Every record below should be transcribed exactly. Omit the images.

>> start DATA FOR THE TASK

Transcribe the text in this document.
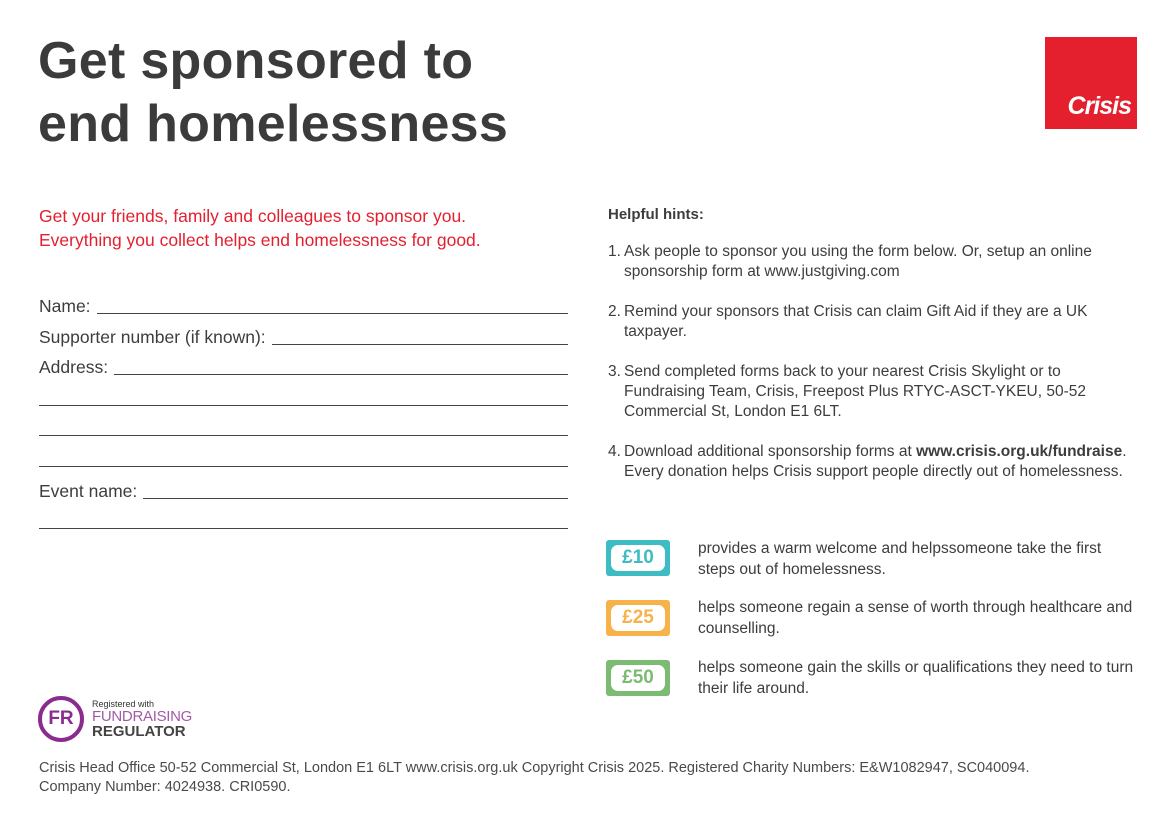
Get sponsored to
end homelessness	Crisis
Get your friends, family and colleagues to sponsor you.
Everything you collect helps end homelessness for good.
Name:
Supporter number (if known):
Address:
Event name:
Helpful hints:
1. Ask people to sponsor you using the form below. Or, setup an online sponsorship form at www.justgiving.com
2. Remind your sponsors that Crisis can claim Gift Aid if they are a UK taxpayer.
3. Send completed forms back to your nearest Crisis Skylight or to Fundraising Team, Crisis, Freepost Plus RTYC-ASCT-YKEU, 50-52 Commercial St, London E1 6LT.
4. Download additional sponsorship forms at www.crisis.org.uk/fundraise. Every donation helps Crisis support people directly out of homelessness.
£10	provides a warm welcome and helpssomeone take the first steps out of homelessness.
£25	helps someone regain a sense of worth through healthcare and counselling.
£50	helps someone gain the skills or qualifications they need to turn their life around.
FR
Registered with
FUNDRAISING
REGULATOR
Crisis Head Office 50-52 Commercial St, London E1 6LT www.crisis.org.uk Copyright Crisis 2025. Registered Charity Numbers: E&W1082947, SC040094.
Company Number: 4024938. CRI0590.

>> end DATA FOR THE TASK

• ANSWER FOR THE TASK:
Transcribe the text in this document.
Get sponsored to
end homelessness	Crisis
Get your friends, family and colleagues to sponsor you.
Everything you collect helps end homelessness for good.
Name:
Supporter number (if known):
Address:
Event name:
Helpful hints:
1. Ask people to sponsor you using the form below. Or, setup an online sponsorship form at www.justgiving.com
2. Remind your sponsors that Crisis can claim Gift Aid if they are a UK taxpayer.
3. Send completed forms back to your nearest Crisis Skylight or to Fundraising Team, Crisis, Freepost Plus RTYC-ASCT-YKEU, 50-52 Commercial St, London E1 6LT.
4. Download additional sponsorship forms at www.crisis.org.uk/fundraise. Every donation helps Crisis support people directly out of homelessness.
£10	provides a warm welcome and helpssomeone take the first steps out of homelessness.
£25	helps someone regain a sense of worth through healthcare and counselling.
£50	helps someone gain the skills or qualifications they need to turn their life around.
FR
Registered with
FUNDRAISING
REGULATOR
Crisis Head Office 50-52 Commercial St, London E1 6LT www.crisis.org.uk Copyright Crisis 2025. Registered Charity Numbers: E&W1082947, SC040094.
Company Number: 4024938. CRI0590.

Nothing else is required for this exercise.